• **Objective**: Quote the entries word for word. Omit the pictures.

• **Input for this task**:
___

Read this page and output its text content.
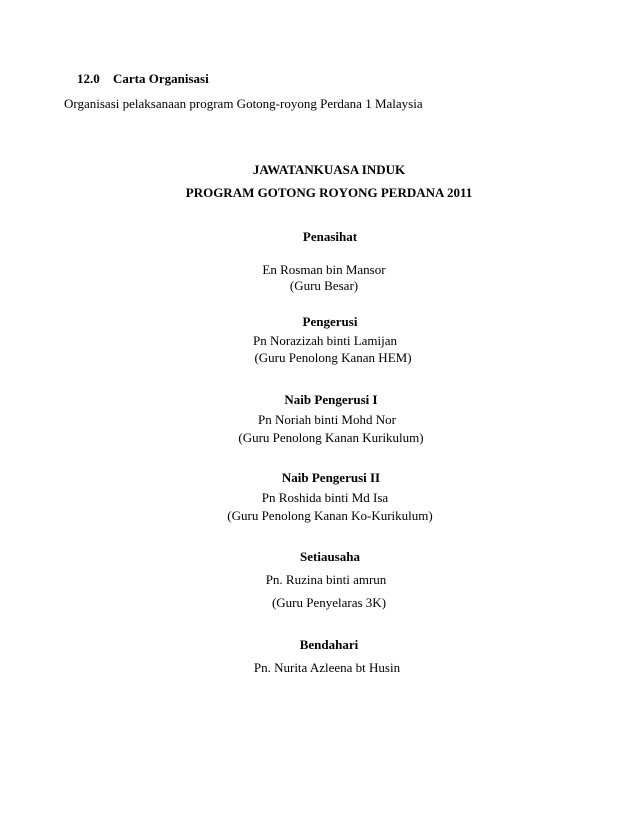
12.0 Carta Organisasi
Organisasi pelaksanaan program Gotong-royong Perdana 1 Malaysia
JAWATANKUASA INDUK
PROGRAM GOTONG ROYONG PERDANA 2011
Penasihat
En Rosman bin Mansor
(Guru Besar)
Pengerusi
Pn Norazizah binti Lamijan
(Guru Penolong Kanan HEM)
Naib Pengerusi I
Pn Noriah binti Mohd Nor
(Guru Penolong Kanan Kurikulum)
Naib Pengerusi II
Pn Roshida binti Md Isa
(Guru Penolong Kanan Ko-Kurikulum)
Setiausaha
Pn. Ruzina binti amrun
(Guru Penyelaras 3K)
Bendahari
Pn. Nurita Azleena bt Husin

___

• **Output**:
Read this page and output its text content.
12.0 Carta Organisasi
Organisasi pelaksanaan program Gotong-royong Perdana 1 Malaysia
JAWATANKUASA INDUK
PROGRAM GOTONG ROYONG PERDANA 2011
Penasihat
En Rosman bin Mansor
(Guru Besar)
Pengerusi
Pn Norazizah binti Lamijan
(Guru Penolong Kanan HEM)
Naib Pengerusi I
Pn Noriah binti Mohd Nor
(Guru Penolong Kanan Kurikulum)
Naib Pengerusi II
Pn Roshida binti Md Isa
(Guru Penolong Kanan Ko-Kurikulum)
Setiausaha
Pn. Ruzina binti amrun
(Guru Penyelaras 3K)
Bendahari
Pn. Nurita Azleena bt Husin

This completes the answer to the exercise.